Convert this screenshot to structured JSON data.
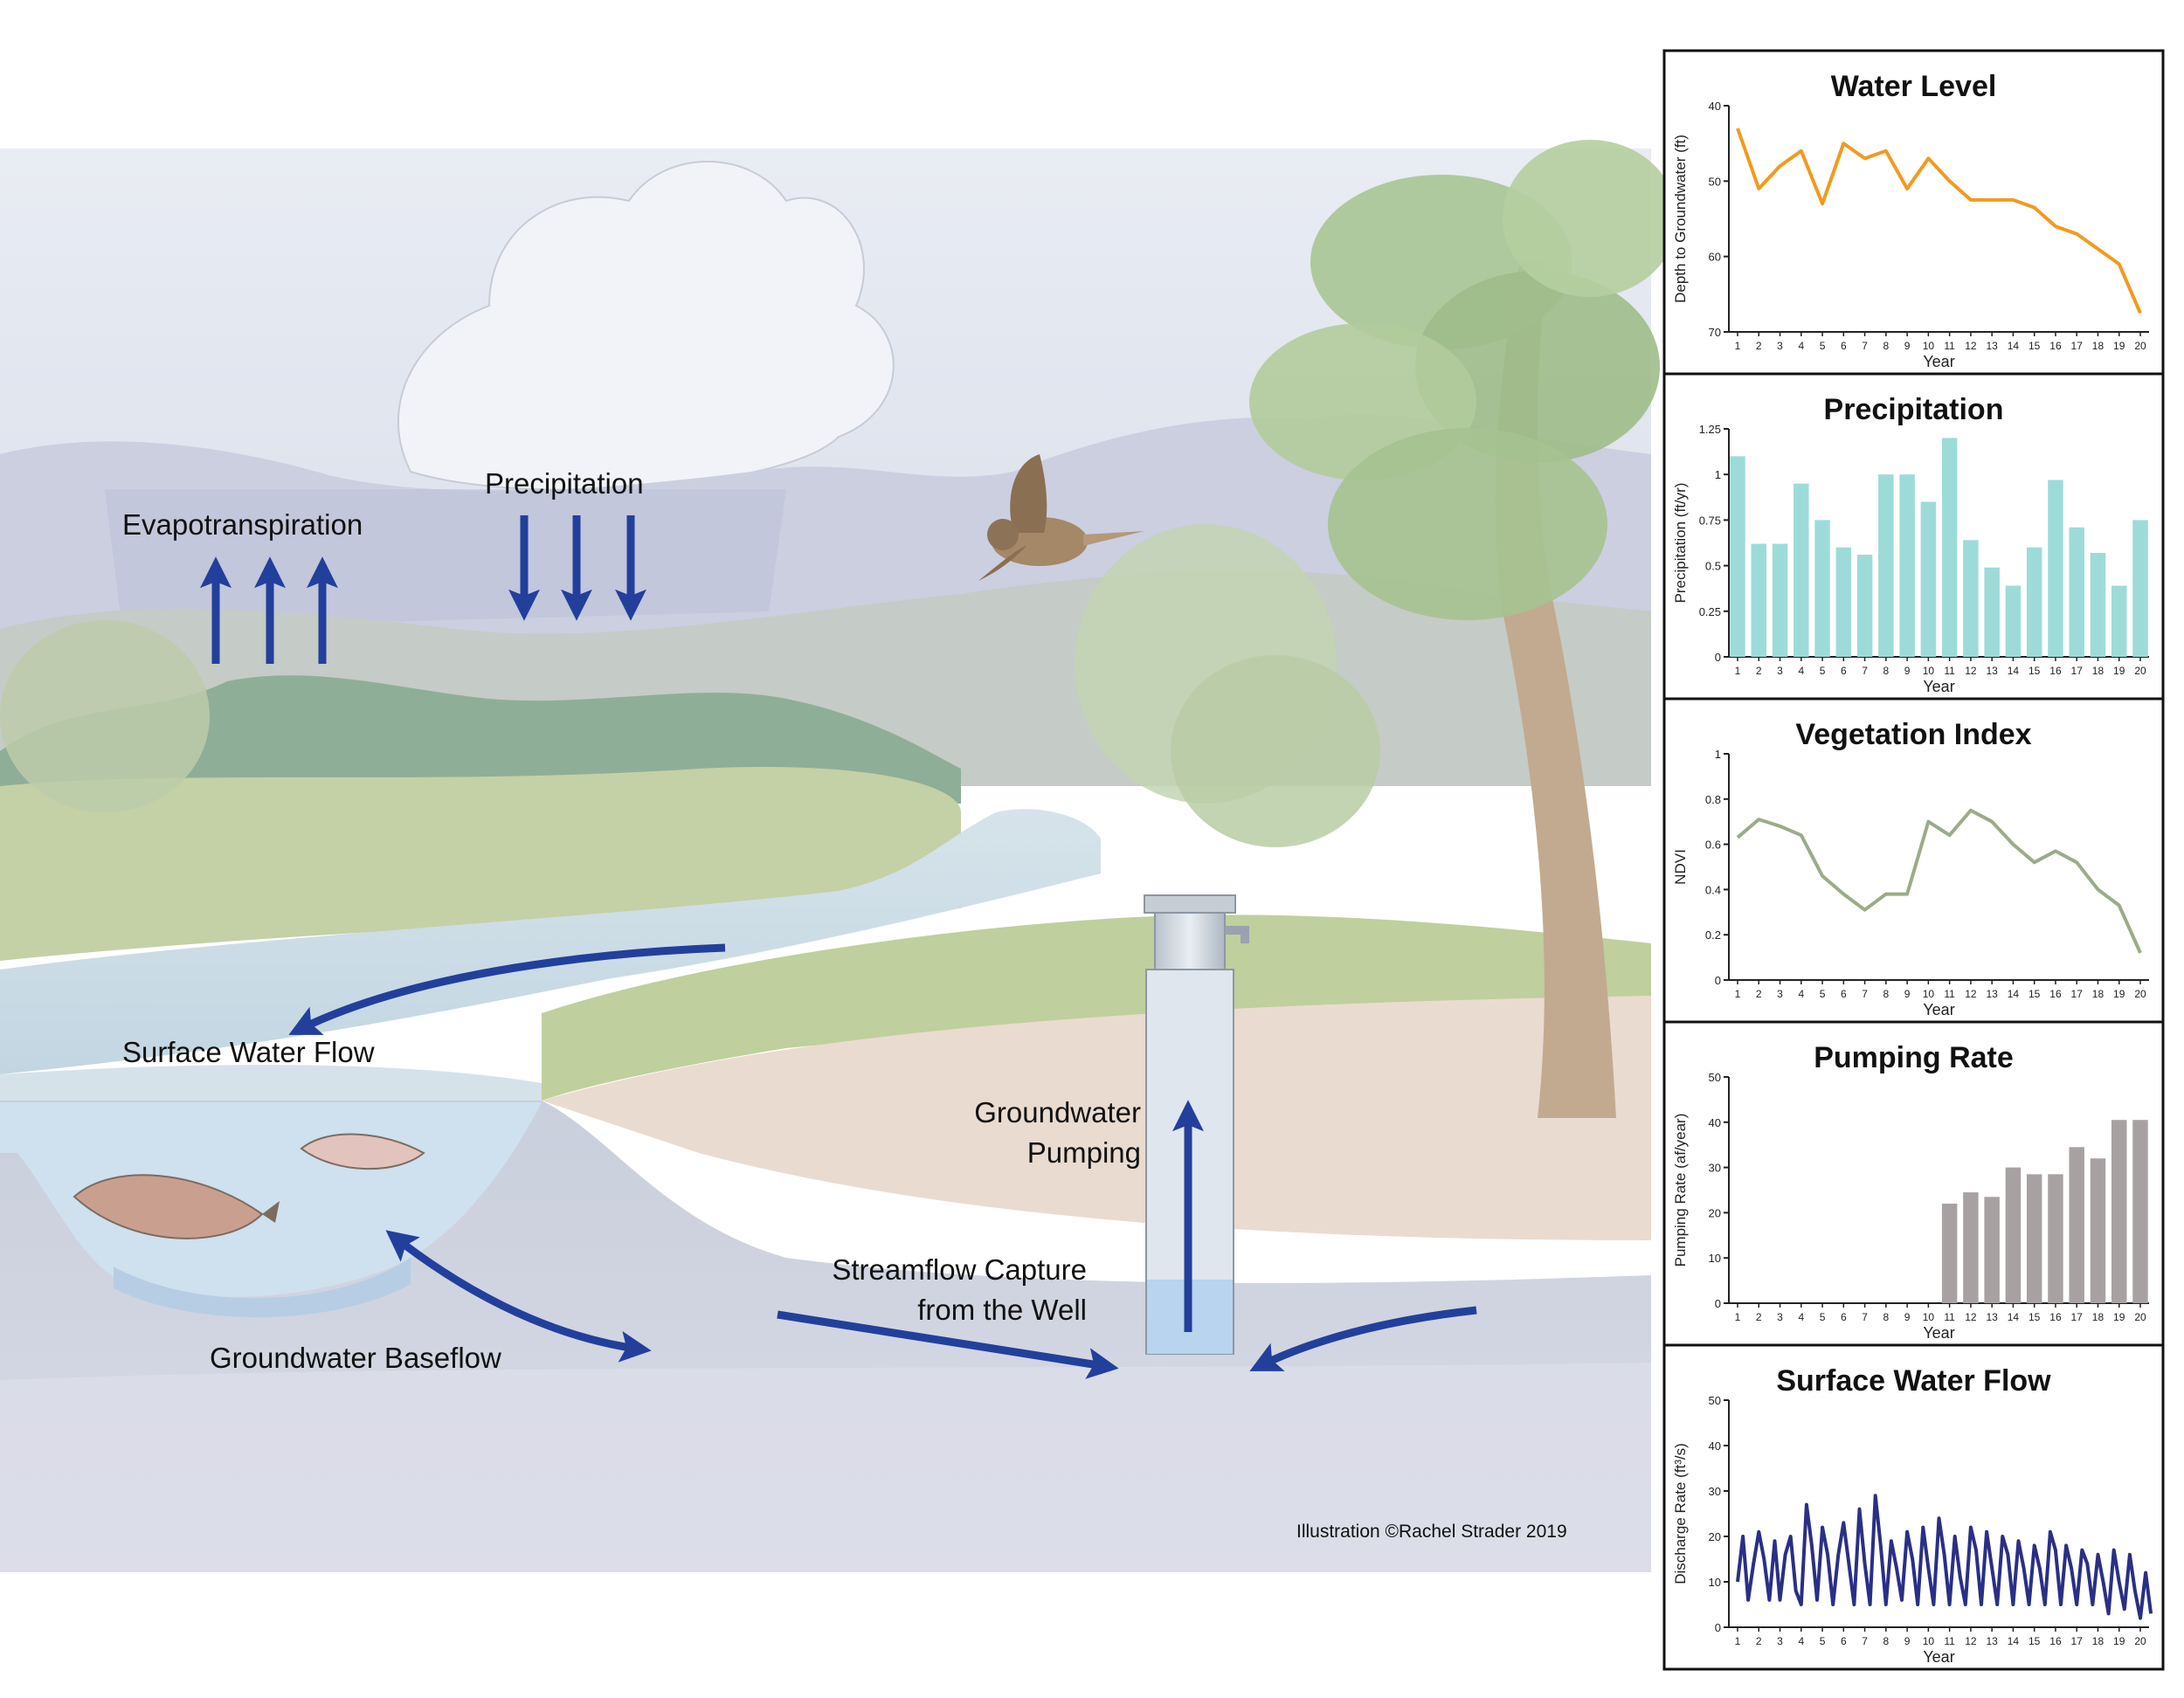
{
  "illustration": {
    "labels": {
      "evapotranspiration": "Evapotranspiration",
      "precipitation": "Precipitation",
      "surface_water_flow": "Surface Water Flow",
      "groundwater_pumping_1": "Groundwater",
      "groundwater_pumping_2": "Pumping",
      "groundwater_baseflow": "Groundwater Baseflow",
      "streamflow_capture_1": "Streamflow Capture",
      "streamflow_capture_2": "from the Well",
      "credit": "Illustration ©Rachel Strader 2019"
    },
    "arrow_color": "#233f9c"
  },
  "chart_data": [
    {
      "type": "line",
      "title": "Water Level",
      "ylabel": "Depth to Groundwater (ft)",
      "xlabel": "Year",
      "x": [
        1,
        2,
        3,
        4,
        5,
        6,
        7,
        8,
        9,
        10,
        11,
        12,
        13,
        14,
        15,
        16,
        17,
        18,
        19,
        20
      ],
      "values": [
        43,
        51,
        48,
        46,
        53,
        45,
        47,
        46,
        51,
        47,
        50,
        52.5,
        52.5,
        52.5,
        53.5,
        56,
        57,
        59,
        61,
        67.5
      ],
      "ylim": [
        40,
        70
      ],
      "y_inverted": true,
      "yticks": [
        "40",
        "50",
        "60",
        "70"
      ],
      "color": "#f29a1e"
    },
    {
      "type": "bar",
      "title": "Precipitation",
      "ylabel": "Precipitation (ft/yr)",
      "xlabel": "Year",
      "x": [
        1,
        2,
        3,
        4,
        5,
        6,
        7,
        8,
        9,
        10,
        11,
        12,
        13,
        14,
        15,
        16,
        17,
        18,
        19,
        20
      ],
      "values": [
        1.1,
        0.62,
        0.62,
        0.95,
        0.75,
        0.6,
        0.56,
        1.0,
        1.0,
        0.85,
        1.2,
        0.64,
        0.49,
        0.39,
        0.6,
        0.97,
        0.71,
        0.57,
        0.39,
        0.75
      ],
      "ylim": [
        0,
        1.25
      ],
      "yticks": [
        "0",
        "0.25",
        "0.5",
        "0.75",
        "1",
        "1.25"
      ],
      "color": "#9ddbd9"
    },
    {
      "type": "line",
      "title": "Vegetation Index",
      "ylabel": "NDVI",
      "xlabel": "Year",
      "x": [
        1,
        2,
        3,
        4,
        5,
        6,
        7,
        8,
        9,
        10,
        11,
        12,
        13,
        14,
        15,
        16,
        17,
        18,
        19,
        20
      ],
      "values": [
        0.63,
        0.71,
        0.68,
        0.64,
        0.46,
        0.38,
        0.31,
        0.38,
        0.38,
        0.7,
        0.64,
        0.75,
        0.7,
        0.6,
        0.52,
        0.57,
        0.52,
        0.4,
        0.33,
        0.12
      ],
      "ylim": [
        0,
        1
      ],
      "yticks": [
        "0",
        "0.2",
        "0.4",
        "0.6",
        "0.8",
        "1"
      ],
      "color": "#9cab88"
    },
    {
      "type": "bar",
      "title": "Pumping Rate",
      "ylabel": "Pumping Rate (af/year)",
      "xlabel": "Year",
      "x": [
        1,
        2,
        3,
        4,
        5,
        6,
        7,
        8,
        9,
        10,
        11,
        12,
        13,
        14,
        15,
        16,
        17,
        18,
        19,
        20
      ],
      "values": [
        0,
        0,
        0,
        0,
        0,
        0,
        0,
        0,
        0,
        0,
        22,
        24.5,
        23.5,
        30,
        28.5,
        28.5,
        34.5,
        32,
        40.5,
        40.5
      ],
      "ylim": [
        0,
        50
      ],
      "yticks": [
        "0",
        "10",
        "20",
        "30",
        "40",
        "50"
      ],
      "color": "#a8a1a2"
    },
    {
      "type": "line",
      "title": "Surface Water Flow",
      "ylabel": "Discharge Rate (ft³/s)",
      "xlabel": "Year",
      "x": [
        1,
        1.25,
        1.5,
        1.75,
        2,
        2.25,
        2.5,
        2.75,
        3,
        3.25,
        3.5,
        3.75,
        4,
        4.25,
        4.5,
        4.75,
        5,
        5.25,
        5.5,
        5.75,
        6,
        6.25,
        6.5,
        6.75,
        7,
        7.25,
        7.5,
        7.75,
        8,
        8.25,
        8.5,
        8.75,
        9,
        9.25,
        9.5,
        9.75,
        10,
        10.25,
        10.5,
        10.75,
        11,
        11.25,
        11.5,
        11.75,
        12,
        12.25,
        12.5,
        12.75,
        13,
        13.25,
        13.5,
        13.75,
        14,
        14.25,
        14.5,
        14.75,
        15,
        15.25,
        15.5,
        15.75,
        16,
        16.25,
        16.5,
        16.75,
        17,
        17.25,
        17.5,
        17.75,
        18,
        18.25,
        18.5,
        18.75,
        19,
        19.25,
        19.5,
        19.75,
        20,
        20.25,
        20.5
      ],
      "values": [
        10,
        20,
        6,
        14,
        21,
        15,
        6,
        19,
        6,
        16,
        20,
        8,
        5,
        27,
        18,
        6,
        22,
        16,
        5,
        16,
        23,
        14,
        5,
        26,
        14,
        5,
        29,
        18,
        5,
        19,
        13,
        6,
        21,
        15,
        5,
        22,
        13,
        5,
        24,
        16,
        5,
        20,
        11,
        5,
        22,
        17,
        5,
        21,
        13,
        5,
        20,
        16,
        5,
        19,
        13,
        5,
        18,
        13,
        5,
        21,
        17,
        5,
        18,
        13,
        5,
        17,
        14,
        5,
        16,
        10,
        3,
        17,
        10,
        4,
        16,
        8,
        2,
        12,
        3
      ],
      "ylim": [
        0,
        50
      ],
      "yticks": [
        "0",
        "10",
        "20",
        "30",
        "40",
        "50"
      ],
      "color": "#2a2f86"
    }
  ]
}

┄┄┄┄┄┄┄┄┄┄

__Directions for this task__: Reproduce the entries above without change, omitting all pictures.

__Result of the task__:
Convert this screenshot to structured JSON data.
{
  "illustration": {
    "labels": {
      "evapotranspiration": "Evapotranspiration",
      "precipitation": "Precipitation",
      "surface_water_flow": "Surface Water Flow",
      "groundwater_pumping_1": "Groundwater",
      "groundwater_pumping_2": "Pumping",
      "groundwater_baseflow": "Groundwater Baseflow",
      "streamflow_capture_1": "Streamflow Capture",
      "streamflow_capture_2": "from the Well",
      "credit": "Illustration ©Rachel Strader 2019"
    },
    "arrow_color": "#233f9c"
  },
  "chart_data": [
    {
      "type": "line",
      "title": "Water Level",
      "ylabel": "Depth to Groundwater (ft)",
      "xlabel": "Year",
      "x": [
        1,
        2,
        3,
        4,
        5,
        6,
        7,
        8,
        9,
        10,
        11,
        12,
        13,
        14,
        15,
        16,
        17,
        18,
        19,
        20
      ],
      "values": [
        43,
        51,
        48,
        46,
        53,
        45,
        47,
        46,
        51,
        47,
        50,
        52.5,
        52.5,
        52.5,
        53.5,
        56,
        57,
        59,
        61,
        67.5
      ],
      "ylim": [
        40,
        70
      ],
      "y_inverted": true,
      "yticks": [
        "40",
        "50",
        "60",
        "70"
      ],
      "color": "#f29a1e"
    },
    {
      "type": "bar",
      "title": "Precipitation",
      "ylabel": "Precipitation (ft/yr)",
      "xlabel": "Year",
      "x": [
        1,
        2,
        3,
        4,
        5,
        6,
        7,
        8,
        9,
        10,
        11,
        12,
        13,
        14,
        15,
        16,
        17,
        18,
        19,
        20
      ],
      "values": [
        1.1,
        0.62,
        0.62,
        0.95,
        0.75,
        0.6,
        0.56,
        1.0,
        1.0,
        0.85,
        1.2,
        0.64,
        0.49,
        0.39,
        0.6,
        0.97,
        0.71,
        0.57,
        0.39,
        0.75
      ],
      "ylim": [
        0,
        1.25
      ],
      "yticks": [
        "0",
        "0.25",
        "0.5",
        "0.75",
        "1",
        "1.25"
      ],
      "color": "#9ddbd9"
    },
    {
      "type": "line",
      "title": "Vegetation Index",
      "ylabel": "NDVI",
      "xlabel": "Year",
      "x": [
        1,
        2,
        3,
        4,
        5,
        6,
        7,
        8,
        9,
        10,
        11,
        12,
        13,
        14,
        15,
        16,
        17,
        18,
        19,
        20
      ],
      "values": [
        0.63,
        0.71,
        0.68,
        0.64,
        0.46,
        0.38,
        0.31,
        0.38,
        0.38,
        0.7,
        0.64,
        0.75,
        0.7,
        0.6,
        0.52,
        0.57,
        0.52,
        0.4,
        0.33,
        0.12
      ],
      "ylim": [
        0,
        1
      ],
      "yticks": [
        "0",
        "0.2",
        "0.4",
        "0.6",
        "0.8",
        "1"
      ],
      "color": "#9cab88"
    },
    {
      "type": "bar",
      "title": "Pumping Rate",
      "ylabel": "Pumping Rate (af/year)",
      "xlabel": "Year",
      "x": [
        1,
        2,
        3,
        4,
        5,
        6,
        7,
        8,
        9,
        10,
        11,
        12,
        13,
        14,
        15,
        16,
        17,
        18,
        19,
        20
      ],
      "values": [
        0,
        0,
        0,
        0,
        0,
        0,
        0,
        0,
        0,
        0,
        22,
        24.5,
        23.5,
        30,
        28.5,
        28.5,
        34.5,
        32,
        40.5,
        40.5
      ],
      "ylim": [
        0,
        50
      ],
      "yticks": [
        "0",
        "10",
        "20",
        "30",
        "40",
        "50"
      ],
      "color": "#a8a1a2"
    },
    {
      "type": "line",
      "title": "Surface Water Flow",
      "ylabel": "Discharge Rate (ft³/s)",
      "xlabel": "Year",
      "x": [
        1,
        1.25,
        1.5,
        1.75,
        2,
        2.25,
        2.5,
        2.75,
        3,
        3.25,
        3.5,
        3.75,
        4,
        4.25,
        4.5,
        4.75,
        5,
        5.25,
        5.5,
        5.75,
        6,
        6.25,
        6.5,
        6.75,
        7,
        7.25,
        7.5,
        7.75,
        8,
        8.25,
        8.5,
        8.75,
        9,
        9.25,
        9.5,
        9.75,
        10,
        10.25,
        10.5,
        10.75,
        11,
        11.25,
        11.5,
        11.75,
        12,
        12.25,
        12.5,
        12.75,
        13,
        13.25,
        13.5,
        13.75,
        14,
        14.25,
        14.5,
        14.75,
        15,
        15.25,
        15.5,
        15.75,
        16,
        16.25,
        16.5,
        16.75,
        17,
        17.25,
        17.5,
        17.75,
        18,
        18.25,
        18.5,
        18.75,
        19,
        19.25,
        19.5,
        19.75,
        20,
        20.25,
        20.5
      ],
      "values": [
        10,
        20,
        6,
        14,
        21,
        15,
        6,
        19,
        6,
        16,
        20,
        8,
        5,
        27,
        18,
        6,
        22,
        16,
        5,
        16,
        23,
        14,
        5,
        26,
        14,
        5,
        29,
        18,
        5,
        19,
        13,
        6,
        21,
        15,
        5,
        22,
        13,
        5,
        24,
        16,
        5,
        20,
        11,
        5,
        22,
        17,
        5,
        21,
        13,
        5,
        20,
        16,
        5,
        19,
        13,
        5,
        18,
        13,
        5,
        21,
        17,
        5,
        18,
        13,
        5,
        17,
        14,
        5,
        16,
        10,
        3,
        17,
        10,
        4,
        16,
        8,
        2,
        12,
        3
      ],
      "ylim": [
        0,
        50
      ],
      "yticks": [
        "0",
        "10",
        "20",
        "30",
        "40",
        "50"
      ],
      "color": "#2a2f86"
    }
  ]
}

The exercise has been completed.